THE DATA —
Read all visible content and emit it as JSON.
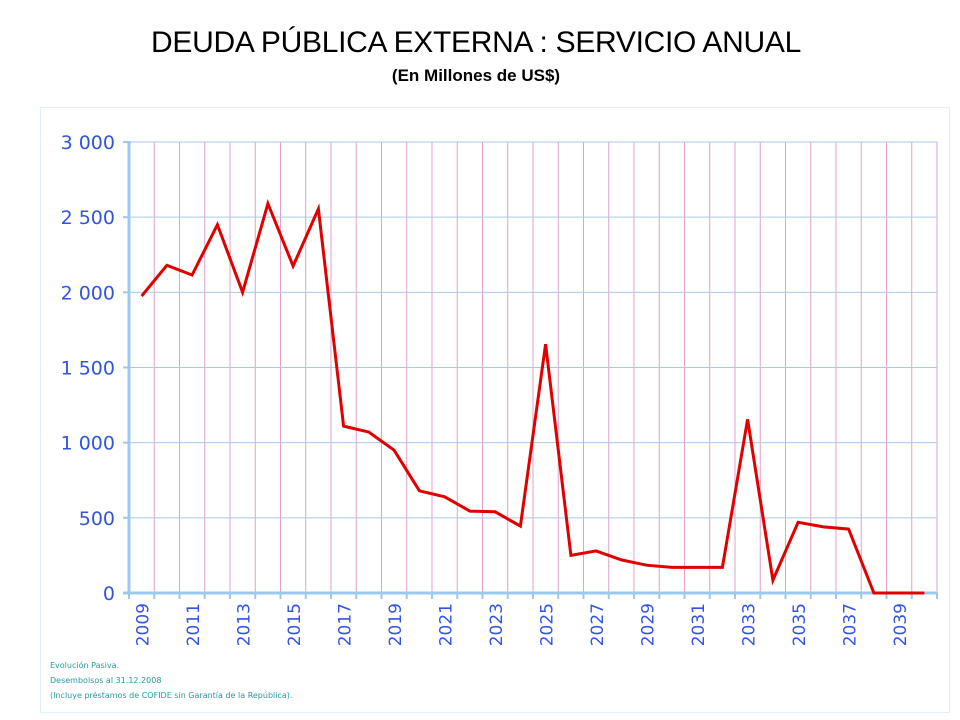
{
  "chart_data": {
    "type": "line",
    "title": "DEUDA PÚBLICA EXTERNA : SERVICIO ANUAL",
    "subtitle": "(En Millones de US$)",
    "xlabel": "",
    "ylabel": "",
    "ylim": [
      0,
      3000
    ],
    "yticks": [
      0,
      500,
      1000,
      1500,
      2000,
      2500,
      3000
    ],
    "ytick_labels": [
      "0",
      "500",
      "1 000",
      "1 500",
      "2 000",
      "2 500",
      "3 000"
    ],
    "x": [
      2009,
      2010,
      2011,
      2012,
      2013,
      2014,
      2015,
      2016,
      2017,
      2018,
      2019,
      2020,
      2021,
      2022,
      2023,
      2024,
      2025,
      2026,
      2027,
      2028,
      2029,
      2030,
      2031,
      2032,
      2033,
      2034,
      2035,
      2036,
      2037,
      2038,
      2039,
      2040
    ],
    "xtick_labels": [
      "2009",
      "2011",
      "2013",
      "2015",
      "2017",
      "2019",
      "2021",
      "2023",
      "2025",
      "2027",
      "2029",
      "2031",
      "2033",
      "2035",
      "2037",
      "2039"
    ],
    "series": [
      {
        "name": "Servicio anual",
        "color": "#e00000",
        "values": [
          1975,
          2180,
          2115,
          2450,
          2000,
          2590,
          2175,
          2555,
          1110,
          1070,
          950,
          680,
          640,
          545,
          540,
          445,
          1655,
          250,
          280,
          220,
          185,
          170,
          170,
          170,
          1155,
          85,
          470,
          440,
          425,
          0,
          0,
          0
        ]
      }
    ],
    "grid": true,
    "legend": "none",
    "colors": {
      "axis": "#9cc8f0",
      "h_grid": "#a9c9ec",
      "v_grid": "#e2a0cc",
      "tick_label": "#3355dd",
      "line": "#e00000"
    }
  },
  "notes": [
    "Evolución Pasiva.",
    "Desembolsos al 31.12.2008",
    " (Incluye préstamos de COFIDE sin Garantía de la República)."
  ]
}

PROBLEM DETAILS —
Retype the entries word for word. Omit any images.

ANSWER TO THE TASK —
Read all visible content and emit it as JSON.
{
  "chart_data": {
    "type": "line",
    "title": "DEUDA PÚBLICA EXTERNA : SERVICIO ANUAL",
    "subtitle": "(En Millones de US$)",
    "xlabel": "",
    "ylabel": "",
    "ylim": [
      0,
      3000
    ],
    "yticks": [
      0,
      500,
      1000,
      1500,
      2000,
      2500,
      3000
    ],
    "ytick_labels": [
      "0",
      "500",
      "1 000",
      "1 500",
      "2 000",
      "2 500",
      "3 000"
    ],
    "x": [
      2009,
      2010,
      2011,
      2012,
      2013,
      2014,
      2015,
      2016,
      2017,
      2018,
      2019,
      2020,
      2021,
      2022,
      2023,
      2024,
      2025,
      2026,
      2027,
      2028,
      2029,
      2030,
      2031,
      2032,
      2033,
      2034,
      2035,
      2036,
      2037,
      2038,
      2039,
      2040
    ],
    "xtick_labels": [
      "2009",
      "2011",
      "2013",
      "2015",
      "2017",
      "2019",
      "2021",
      "2023",
      "2025",
      "2027",
      "2029",
      "2031",
      "2033",
      "2035",
      "2037",
      "2039"
    ],
    "series": [
      {
        "name": "Servicio anual",
        "color": "#e00000",
        "values": [
          1975,
          2180,
          2115,
          2450,
          2000,
          2590,
          2175,
          2555,
          1110,
          1070,
          950,
          680,
          640,
          545,
          540,
          445,
          1655,
          250,
          280,
          220,
          185,
          170,
          170,
          170,
          1155,
          85,
          470,
          440,
          425,
          0,
          0,
          0
        ]
      }
    ],
    "grid": true,
    "legend": "none",
    "colors": {
      "axis": "#9cc8f0",
      "h_grid": "#a9c9ec",
      "v_grid": "#e2a0cc",
      "tick_label": "#3355dd",
      "line": "#e00000"
    }
  },
  "notes": [
    "Evolución Pasiva.",
    "Desembolsos al 31.12.2008",
    " (Incluye préstamos de COFIDE sin Garantía de la República)."
  ]
}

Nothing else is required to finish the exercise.